Reproduce every line of the material below, but drop the pictures.

**** DATA EXTRACT ****

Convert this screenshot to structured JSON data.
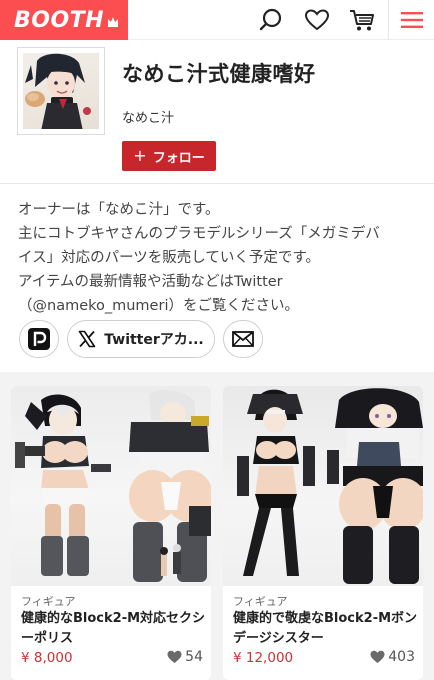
{
  "header": {
    "logo_text": "BOOTH",
    "brand_color": "#fc4d50",
    "icons": [
      "search-icon",
      "heart-icon",
      "cart-icon",
      "menu-icon"
    ]
  },
  "shop": {
    "title": "なめこ汁式健康嗜好",
    "owner": "なめこ汁",
    "follow_label": "フォロー",
    "follow_color": "#c7262b"
  },
  "description": {
    "lines": [
      "オーナーは「なめこ汁」です。",
      "主にコトブキヤさんのプラモデルシリーズ「メガミデバ",
      "イス」対応のパーツを販売していく予定です。",
      "アイテムの最新情報や活動などはTwitter",
      "（@nameko_mumeri）をご覧ください。"
    ]
  },
  "social": {
    "pixiv_icon": "pixiv-icon",
    "twitter_label": "Twitterアカ...",
    "twitter_icon": "x-logo-icon",
    "mail_icon": "mail-icon"
  },
  "items": [
    {
      "category": "フィギュア",
      "title": "健康的なBlock2-M対応セクシーポリス",
      "price": "¥ 8,000",
      "likes": "54"
    },
    {
      "category": "フィギュア",
      "title": "健康的で敬虔なBlock2-Mボンデージシスター",
      "price": "¥ 12,000",
      "likes": "403"
    }
  ]
}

****

• [CORRECT OUTPUT]:
Convert this screenshot to structured JSON data.
{
  "header": {
    "logo_text": "BOOTH",
    "brand_color": "#fc4d50",
    "icons": [
      "search-icon",
      "heart-icon",
      "cart-icon",
      "menu-icon"
    ]
  },
  "shop": {
    "title": "なめこ汁式健康嗜好",
    "owner": "なめこ汁",
    "follow_label": "フォロー",
    "follow_color": "#c7262b"
  },
  "description": {
    "lines": [
      "オーナーは「なめこ汁」です。",
      "主にコトブキヤさんのプラモデルシリーズ「メガミデバ",
      "イス」対応のパーツを販売していく予定です。",
      "アイテムの最新情報や活動などはTwitter",
      "（@nameko_mumeri）をご覧ください。"
    ]
  },
  "social": {
    "pixiv_icon": "pixiv-icon",
    "twitter_label": "Twitterアカ...",
    "twitter_icon": "x-logo-icon",
    "mail_icon": "mail-icon"
  },
  "items": [
    {
      "category": "フィギュア",
      "title": "健康的なBlock2-M対応セクシーポリス",
      "price": "¥ 8,000",
      "likes": "54"
    },
    {
      "category": "フィギュア",
      "title": "健康的で敬虔なBlock2-Mボンデージシスター",
      "price": "¥ 12,000",
      "likes": "403"
    }
  ]
}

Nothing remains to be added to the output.